> [EXERCISE INSTRUCTIONS] Using the records below, count the lines with "icon" in them. Give the number only.

> [DATASET EXCERPTS]

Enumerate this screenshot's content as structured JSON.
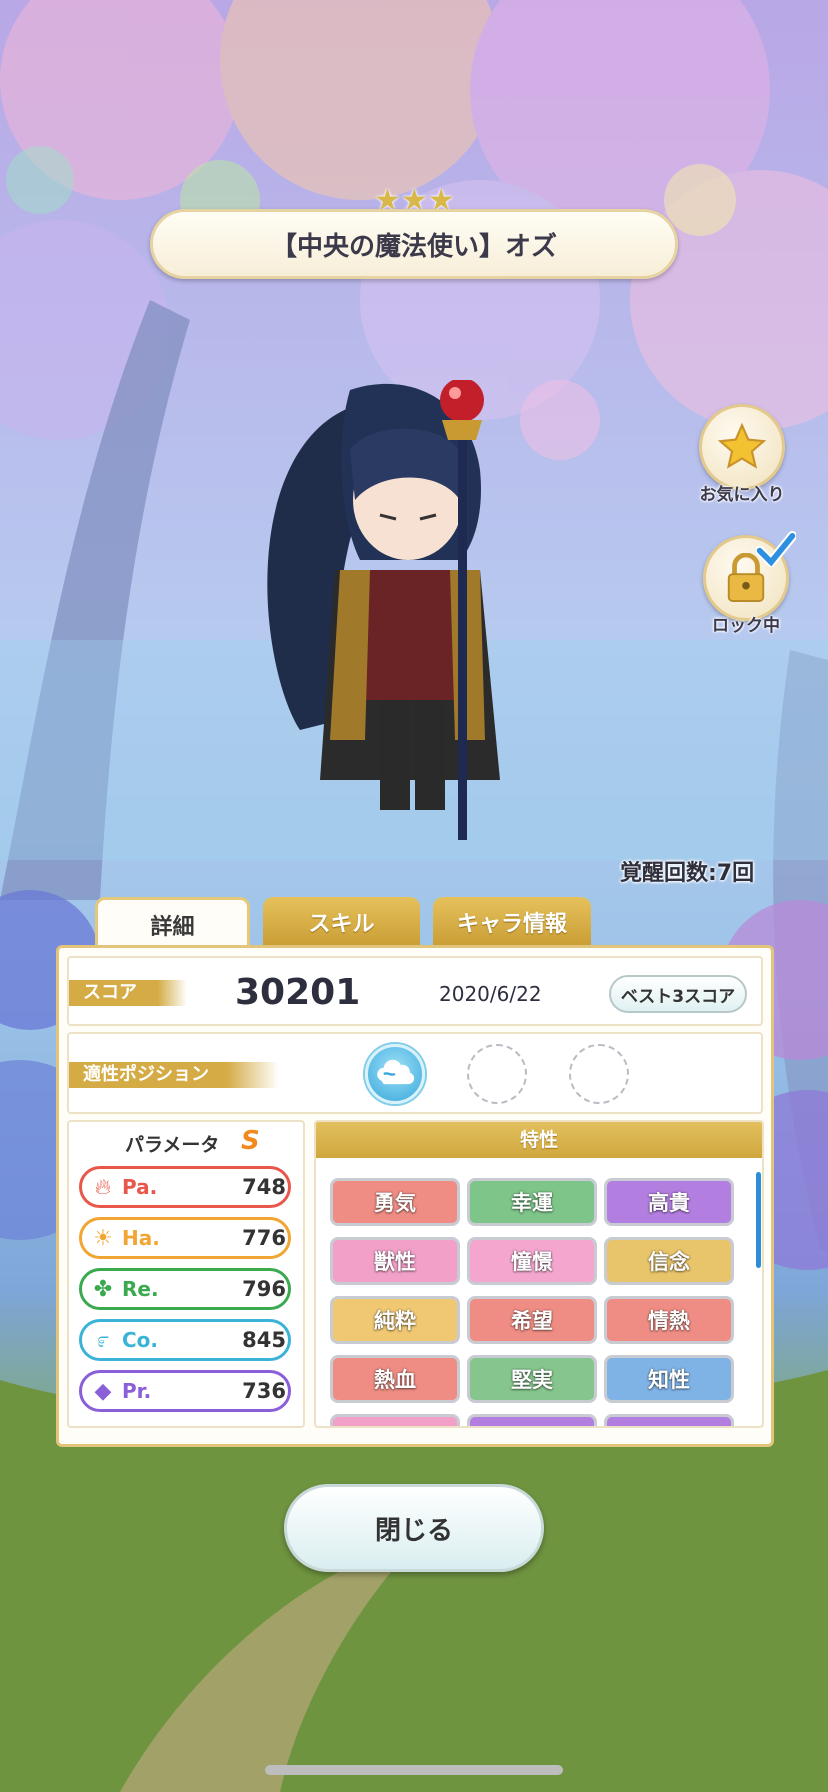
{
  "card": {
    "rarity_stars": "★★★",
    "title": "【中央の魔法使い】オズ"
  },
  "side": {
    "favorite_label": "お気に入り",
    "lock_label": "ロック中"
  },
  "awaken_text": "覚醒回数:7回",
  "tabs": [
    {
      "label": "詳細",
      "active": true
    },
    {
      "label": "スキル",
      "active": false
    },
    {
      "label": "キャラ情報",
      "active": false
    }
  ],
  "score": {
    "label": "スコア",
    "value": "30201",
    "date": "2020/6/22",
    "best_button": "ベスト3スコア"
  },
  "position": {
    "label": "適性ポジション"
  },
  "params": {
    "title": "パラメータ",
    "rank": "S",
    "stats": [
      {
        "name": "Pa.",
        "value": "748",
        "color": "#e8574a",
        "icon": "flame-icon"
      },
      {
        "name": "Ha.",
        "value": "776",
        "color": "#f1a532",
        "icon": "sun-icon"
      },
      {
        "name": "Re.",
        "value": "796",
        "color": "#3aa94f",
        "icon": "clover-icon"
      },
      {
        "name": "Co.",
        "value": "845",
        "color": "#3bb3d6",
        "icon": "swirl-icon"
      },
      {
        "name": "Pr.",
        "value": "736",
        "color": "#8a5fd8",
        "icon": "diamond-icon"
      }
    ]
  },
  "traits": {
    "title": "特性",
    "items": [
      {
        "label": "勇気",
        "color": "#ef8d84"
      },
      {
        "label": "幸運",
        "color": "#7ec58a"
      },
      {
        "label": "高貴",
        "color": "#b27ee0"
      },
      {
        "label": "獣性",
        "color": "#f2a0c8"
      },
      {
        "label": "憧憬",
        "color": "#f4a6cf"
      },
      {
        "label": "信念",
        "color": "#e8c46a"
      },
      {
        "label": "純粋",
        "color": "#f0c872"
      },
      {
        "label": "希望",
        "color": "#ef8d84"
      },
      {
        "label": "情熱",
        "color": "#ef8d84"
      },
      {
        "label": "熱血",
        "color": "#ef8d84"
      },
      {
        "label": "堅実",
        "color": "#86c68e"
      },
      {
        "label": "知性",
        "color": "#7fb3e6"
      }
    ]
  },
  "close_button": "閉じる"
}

> [FINISHED ANSWER] 5